### PROBLEM DESCRIPTION
Every line of the records below should be restated exactly.

### DATA SUPPLIED
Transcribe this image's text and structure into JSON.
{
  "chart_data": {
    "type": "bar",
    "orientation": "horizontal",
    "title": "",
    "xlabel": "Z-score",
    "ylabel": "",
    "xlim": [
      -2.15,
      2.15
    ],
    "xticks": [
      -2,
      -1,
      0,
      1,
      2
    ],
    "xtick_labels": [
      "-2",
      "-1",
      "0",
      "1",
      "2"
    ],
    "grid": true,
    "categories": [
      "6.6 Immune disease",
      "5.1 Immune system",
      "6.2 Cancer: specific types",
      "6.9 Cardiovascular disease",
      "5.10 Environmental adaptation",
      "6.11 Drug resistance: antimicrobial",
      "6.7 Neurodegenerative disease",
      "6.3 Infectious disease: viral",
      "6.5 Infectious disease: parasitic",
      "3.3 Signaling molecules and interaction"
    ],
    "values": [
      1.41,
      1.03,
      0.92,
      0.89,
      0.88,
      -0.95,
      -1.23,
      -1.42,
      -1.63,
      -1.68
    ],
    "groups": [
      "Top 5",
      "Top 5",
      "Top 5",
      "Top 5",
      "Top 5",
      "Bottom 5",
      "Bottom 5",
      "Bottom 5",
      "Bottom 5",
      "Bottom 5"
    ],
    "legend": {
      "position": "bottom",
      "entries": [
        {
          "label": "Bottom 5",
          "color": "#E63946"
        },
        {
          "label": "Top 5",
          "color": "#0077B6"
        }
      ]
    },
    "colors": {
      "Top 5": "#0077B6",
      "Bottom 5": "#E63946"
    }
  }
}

### SOLVED EXERCISE
Transcribe this image's text and structure into JSON.
{
  "chart_data": {
    "type": "bar",
    "orientation": "horizontal",
    "title": "",
    "xlabel": "Z-score",
    "ylabel": "",
    "xlim": [
      -2.15,
      2.15
    ],
    "xticks": [
      -2,
      -1,
      0,
      1,
      2
    ],
    "xtick_labels": [
      "-2",
      "-1",
      "0",
      "1",
      "2"
    ],
    "grid": true,
    "categories": [
      "6.6 Immune disease",
      "5.1 Immune system",
      "6.2 Cancer: specific types",
      "6.9 Cardiovascular disease",
      "5.10 Environmental adaptation",
      "6.11 Drug resistance: antimicrobial",
      "6.7 Neurodegenerative disease",
      "6.3 Infectious disease: viral",
      "6.5 Infectious disease: parasitic",
      "3.3 Signaling molecules and interaction"
    ],
    "values": [
      1.41,
      1.03,
      0.92,
      0.89,
      0.88,
      -0.95,
      -1.23,
      -1.42,
      -1.63,
      -1.68
    ],
    "groups": [
      "Top 5",
      "Top 5",
      "Top 5",
      "Top 5",
      "Top 5",
      "Bottom 5",
      "Bottom 5",
      "Bottom 5",
      "Bottom 5",
      "Bottom 5"
    ],
    "legend": {
      "position": "bottom",
      "entries": [
        {
          "label": "Bottom 5",
          "color": "#E63946"
        },
        {
          "label": "Top 5",
          "color": "#0077B6"
        }
      ]
    },
    "colors": {
      "Top 5": "#0077B6",
      "Bottom 5": "#E63946"
    }
  }
}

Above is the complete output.